start

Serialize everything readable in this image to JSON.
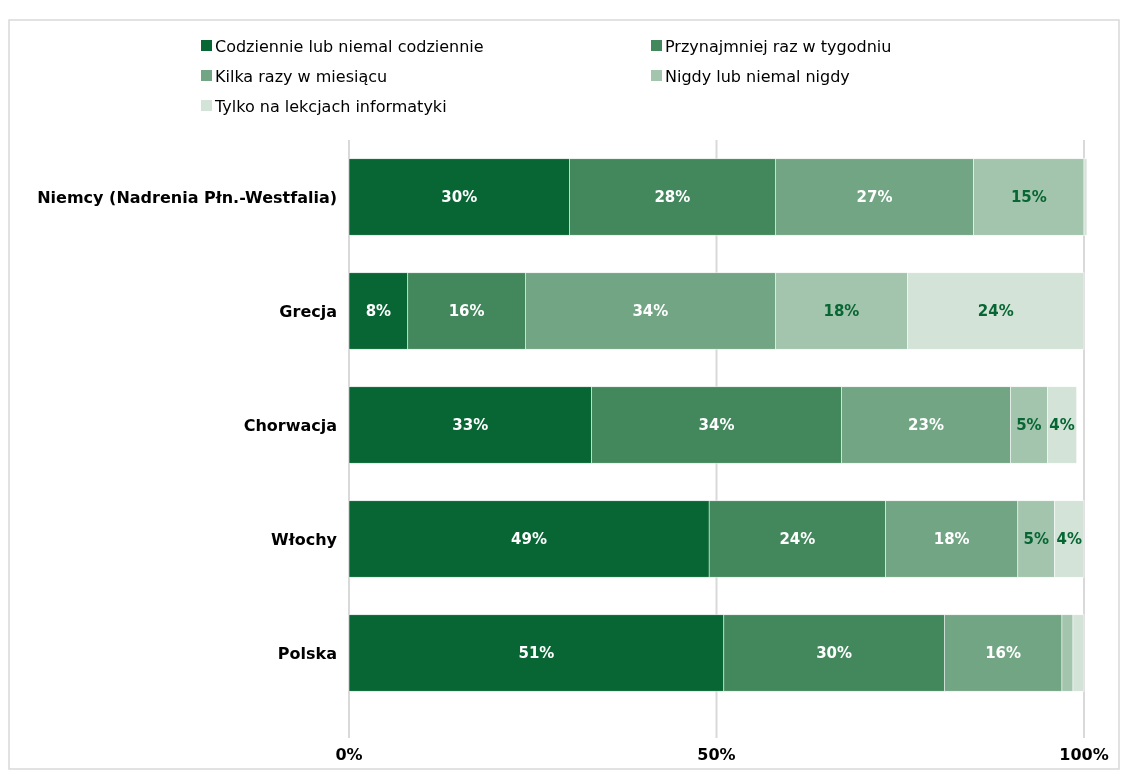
{
  "chart_data": {
    "type": "bar",
    "orientation": "horizontal",
    "stacked": true,
    "categories": [
      "Niemcy (Nadrenia Płn.-Westfalia)",
      "Grecja",
      "Chorwacja",
      "Włochy",
      "Polska"
    ],
    "series": [
      {
        "name": "Codziennie lub niemal codziennie",
        "color": "#076633",
        "values": [
          30,
          8,
          33,
          49,
          51
        ],
        "value_labels": [
          "30%",
          "8%",
          "33%",
          "49%",
          "51%"
        ]
      },
      {
        "name": "Przynajmniej raz w tygodniu",
        "color": "#43885c",
        "values": [
          28,
          16,
          34,
          24,
          30
        ],
        "value_labels": [
          "28%",
          "16%",
          "34%",
          "24%",
          "30%"
        ]
      },
      {
        "name": "Kilka razy w miesiącu",
        "color": "#72a583",
        "values": [
          27,
          34,
          23,
          18,
          16
        ],
        "value_labels": [
          "27%",
          "34%",
          "23%",
          "18%",
          "16%"
        ]
      },
      {
        "name": "Nigdy lub niemal nigdy",
        "color": "#a3c4ad",
        "values": [
          15,
          18,
          5,
          5,
          1.5
        ],
        "value_labels": [
          "15%",
          "18%",
          "5%",
          "5%",
          null
        ]
      },
      {
        "name": "Tylko na lekcjach informatyki",
        "color": "#d3e3d7",
        "values": [
          0.4,
          24,
          4,
          4,
          1.5
        ],
        "value_labels": [
          null,
          "24%",
          "4%",
          "4%",
          null
        ]
      }
    ],
    "xlim": [
      0,
      100
    ],
    "xticks": [
      {
        "value": 0,
        "label": "0%"
      },
      {
        "value": 50,
        "label": "50%"
      },
      {
        "value": 100,
        "label": "100%"
      }
    ],
    "grid": "x",
    "legend": "top"
  }
}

end

-- WHAT THIS TASK INVOLVES --
Go through the data above and transcribe it in full, omitting any image.

-- SOLUTION TO THE EXERCISE --
Serialize everything readable in this image to JSON.
{
  "chart_data": {
    "type": "bar",
    "orientation": "horizontal",
    "stacked": true,
    "categories": [
      "Niemcy (Nadrenia Płn.-Westfalia)",
      "Grecja",
      "Chorwacja",
      "Włochy",
      "Polska"
    ],
    "series": [
      {
        "name": "Codziennie lub niemal codziennie",
        "color": "#076633",
        "values": [
          30,
          8,
          33,
          49,
          51
        ],
        "value_labels": [
          "30%",
          "8%",
          "33%",
          "49%",
          "51%"
        ]
      },
      {
        "name": "Przynajmniej raz w tygodniu",
        "color": "#43885c",
        "values": [
          28,
          16,
          34,
          24,
          30
        ],
        "value_labels": [
          "28%",
          "16%",
          "34%",
          "24%",
          "30%"
        ]
      },
      {
        "name": "Kilka razy w miesiącu",
        "color": "#72a583",
        "values": [
          27,
          34,
          23,
          18,
          16
        ],
        "value_labels": [
          "27%",
          "34%",
          "23%",
          "18%",
          "16%"
        ]
      },
      {
        "name": "Nigdy lub niemal nigdy",
        "color": "#a3c4ad",
        "values": [
          15,
          18,
          5,
          5,
          1.5
        ],
        "value_labels": [
          "15%",
          "18%",
          "5%",
          "5%",
          null
        ]
      },
      {
        "name": "Tylko na lekcjach informatyki",
        "color": "#d3e3d7",
        "values": [
          0.4,
          24,
          4,
          4,
          1.5
        ],
        "value_labels": [
          null,
          "24%",
          "4%",
          "4%",
          null
        ]
      }
    ],
    "xlim": [
      0,
      100
    ],
    "xticks": [
      {
        "value": 0,
        "label": "0%"
      },
      {
        "value": 50,
        "label": "50%"
      },
      {
        "value": 100,
        "label": "100%"
      }
    ],
    "grid": "x",
    "legend": "top"
  }
}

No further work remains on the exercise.